-- MATERIALS PROVIDED --
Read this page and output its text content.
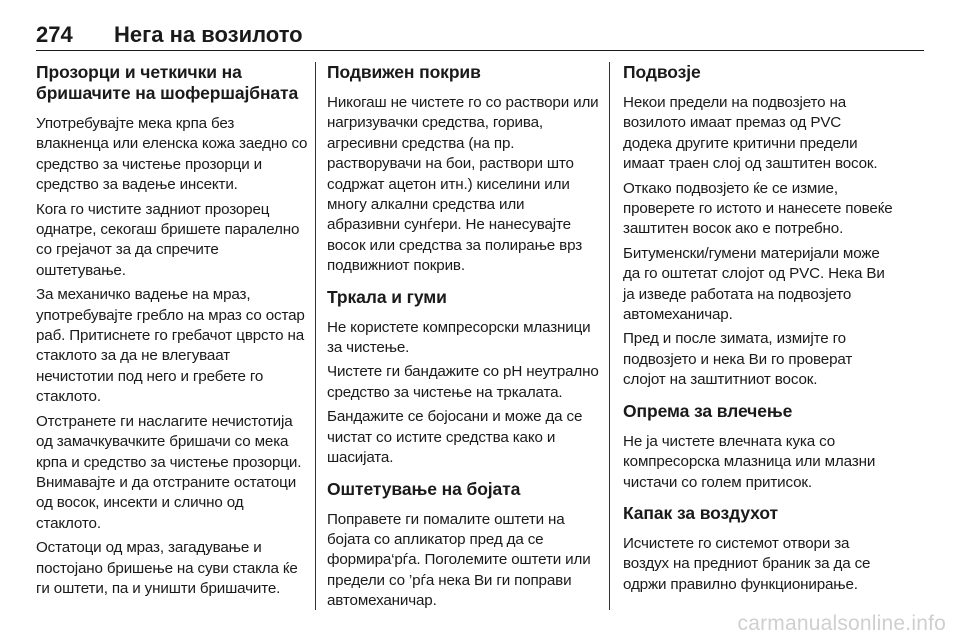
274 Нега на возилото
Прозорци и четкички на бришачите на шофершајбната

Употребувајте мека крпа без влакненца или еленска кожа заедно со средство за чистење прозорци и средство за вадење инсекти.

Кога го чистите задниот прозорец однатре, секогаш бришете паралелно со грејачот за да спречите оштетување.

За механичко вадење на мраз, употребувајте гребло на мраз со остар раб. Притиснете го гребачот цврсто на стаклото за да не влегуваат нечистотии под него и гребете го стаклото.

Отстранете ги наслагите нечистотија од замачкувачките бришачи со мека крпа и средство за чистење прозорци. Внимавајте и да отстраните остатоци од восок, инсекти и слично од стаклото.

Остатоци од мраз, загадување и постојано бришење на суви стакла ќе ги оштети, па и уништи бришачите.

Подвижен покрив

Никогаш не чистете го со раствори или нагризувачки средства, горива, агресивни средства (на пр. растворувачи на бои, раствори што содржат ацетон итн.) киселини или многу алкални средства или абразивни сунѓери. Не нанесувајте восок или средства за полирање врз подвижниот покрив.

Тркала и гуми

Не користете компресорски млазници за чистење.

Чистете ги бандажите со pH неутрално средство за чистење на тркалата.

Бандажите се бојосани и може да се чистат со истите средства како и шасијата.

Оштетување на бојата

Поправете ги помалите оштети на бојата со апликатор пред да се формира‘рѓа. Поголемите оштети или предели со ’рѓа нека Ви ги поправи автомеханичар.

Подвозје

Некои предели на подвозјето на возилото имаат премаз од PVC додека другите критични предели имаат траен слој од заштитен восок.

Откако подвозјето ќе се измие, проверете го истото и нанесете повеќе заштитен восок ако е потребно.

Битуменски/гумени материјали може да го оштетат слојот од PVC. Нека Ви ја изведе работата на подвозјето автомеханичар.

Пред и после зимата, измијте го подвозјето и нека Ви го проверат слојот на заштитниот восок.

Опрема за влечење

Не ја чистете влечната кука со компресорска млазница или млазни чистачи со голем притисок.

Капак за воздухот

Исчистете го системот отвори за воздух на предниот браник за да се одржи правилно функционирање.

carmanualsonline.info
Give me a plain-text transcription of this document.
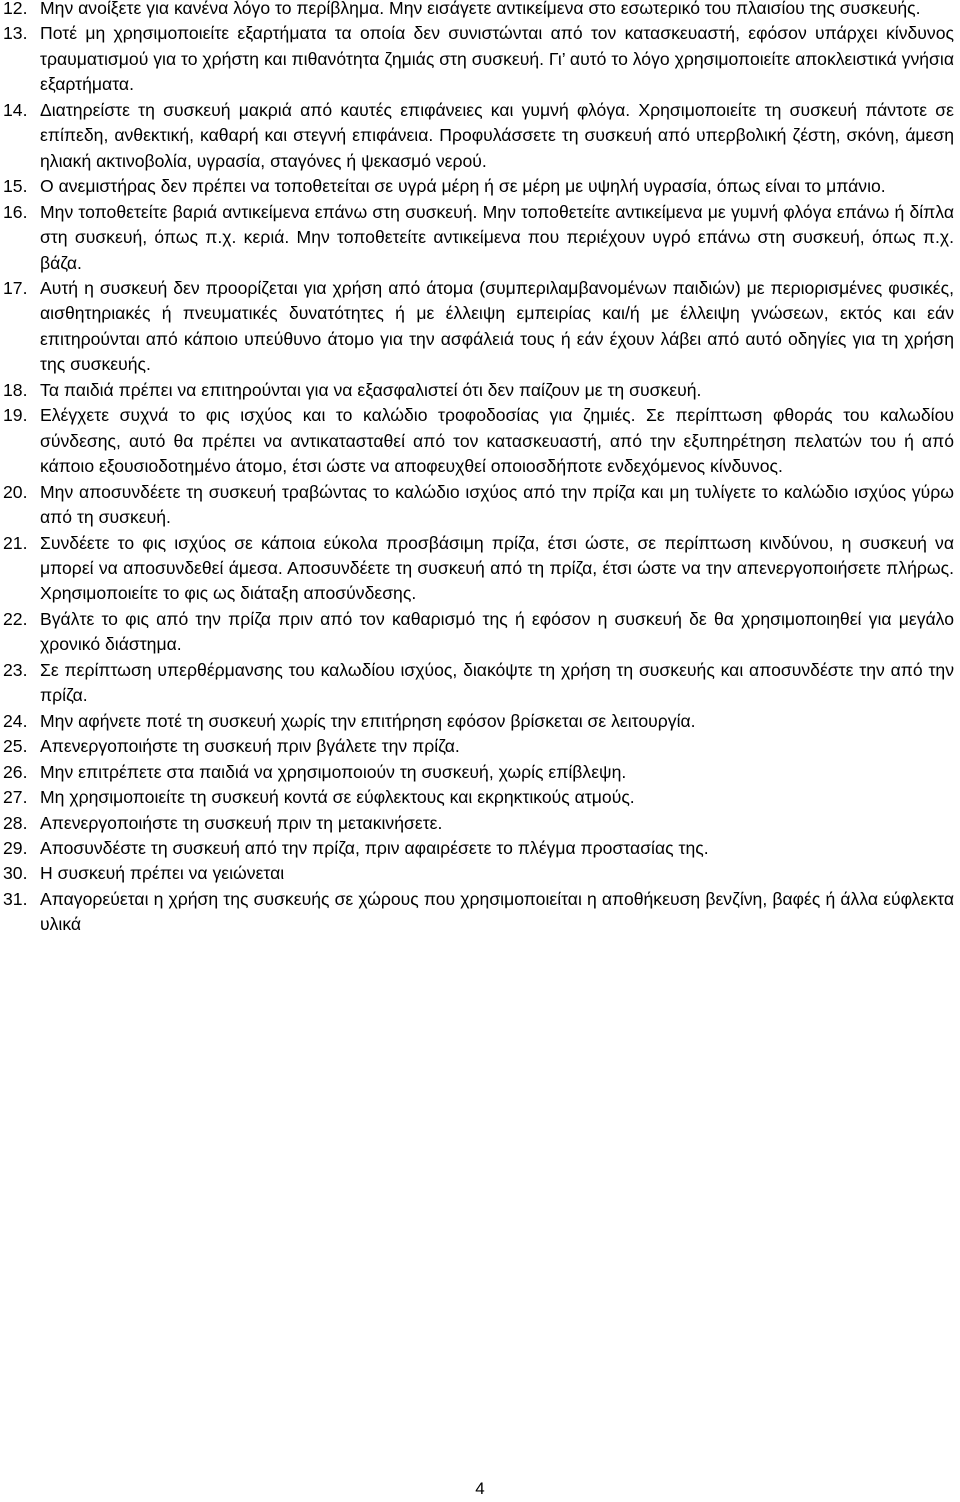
12. Μην ανοίξετε για κανένα λόγο το περίβλημα. Μην εισάγετε αντικείμενα στο εσωτερικό του πλαισίου της συσκευής.
13. Ποτέ μη χρησιμοποιείτε εξαρτήματα τα οποία δεν συνιστώνται από τον κατασκευαστή, εφόσον υπάρχει κίνδυνος τραυματισμού για το χρήστη και πιθανότητα ζημιάς στη συσκευή. Γι’ αυτό το λόγο χρησιμοποιείτε αποκλειστικά γνήσια εξαρτήματα.
14. Διατηρείστε τη συσκευή μακριά από καυτές επιφάνειες και γυμνή φλόγα. Χρησιμοποιείτε τη συσκευή πάντοτε σε επίπεδη, ανθεκτική, καθαρή και στεγνή επιφάνεια. Προφυλάσσετε τη συσκευή από υπερβολική ζέστη, σκόνη, άμεση ηλιακή ακτινοβολία, υγρασία, σταγόνες ή ψεκασμό νερού.
15. Ο ανεμιστήρας δεν πρέπει να τοποθετείται σε υγρά μέρη ή σε μέρη με υψηλή υγρασία, όπως είναι το μπάνιο.
16. Μην τοποθετείτε βαριά αντικείμενα επάνω στη συσκευή. Μην τοποθετείτε αντικείμενα με γυμνή φλόγα επάνω ή δίπλα στη συσκευή, όπως π.χ. κεριά. Μην τοποθετείτε αντικείμενα που περιέχουν υγρό επάνω στη συσκευή, όπως π.χ. βάζα.
17. Αυτή η συσκευή δεν προορίζεται για χρήση από άτομα (συμπεριλαμβανομένων παιδιών) με περιορισμένες φυσικές, αισθητηριακές ή πνευματικές δυνατότητες ή με έλλειψη εμπειρίας και/ή με έλλειψη γνώσεων, εκτός και εάν επιτηρούνται από κάποιο υπεύθυνο άτομο για την ασφάλειά τους ή εάν έχουν λάβει από αυτό οδηγίες για τη χρήση της συσκευής.
18. Τα παιδιά πρέπει να επιτηρούνται για να εξασφαλιστεί ότι δεν παίζουν με τη συσκευή.
19. Ελέγχετε συχνά το φις ισχύος και το καλώδιο τροφοδοσίας για ζημιές. Σε περίπτωση φθοράς του καλωδίου σύνδεσης, αυτό θα πρέπει να αντικατασταθεί από τον κατασκευαστή, από την εξυπηρέτηση πελατών του ή από κάποιο εξουσιοδοτημένο άτομο, έτσι ώστε να αποφευχθεί οποιοσδήποτε ενδεχόμενος κίνδυνος.
20. Μην αποσυνδέετε τη συσκευή τραβώντας το καλώδιο ισχύος από την πρίζα και μη τυλίγετε το καλώδιο ισχύος γύρω από τη συσκευή.
21. Συνδέετε το φις ισχύος σε κάποια εύκολα προσβάσιμη πρίζα, έτσι ώστε, σε περίπτωση κινδύνου, η συσκευή να μπορεί να αποσυνδεθεί άμεσα. Αποσυνδέετε τη συσκευή από τη πρίζα, έτσι ώστε να την απενεργοποιήσετε πλήρως. Χρησιμοποιείτε το φις ως διάταξη αποσύνδεσης.
22. Βγάλτε το φις από την πρίζα πριν από τον καθαρισμό της ή εφόσον η συσκευή δε θα χρησιμοποιηθεί για μεγάλο χρονικό διάστημα.
23. Σε περίπτωση υπερθέρμανσης του καλωδίου ισχύος, διακόψτε τη χρήση τη συσκευής και αποσυνδέστε την από την πρίζα.
24. Μην αφήνετε ποτέ τη συσκευή χωρίς την επιτήρηση εφόσον βρίσκεται σε λειτουργία.
25. Απενεργοποιήστε τη συσκευή πριν βγάλετε την πρίζα.
26. Μην επιτρέπετε στα παιδιά να χρησιμοποιούν τη συσκευή, χωρίς επίβλεψη.
27. Μη χρησιμοποιείτε τη συσκευή κοντά σε εύφλεκτους και εκρηκτικούς ατμούς.
28. Απενεργοποιήστε τη συσκευή πριν τη μετακινήσετε.
29. Αποσυνδέστε τη συσκευή από την πρίζα, πριν αφαιρέσετε το πλέγμα προστασίας της.
30. Η συσκευή πρέπει να γειώνεται
31. Απαγορεύεται η χρήση της συσκευής σε χώρους που χρησιμοποιείται η αποθήκευση βενζίνη, βαφές ή άλλα εύφλεκτα υλικά
4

-- EXERCISE REQUIREMENTS --
Your reply is one number: how many lines of the records above contain the word "мраз".

-- COMPLETE RESPONSE --
2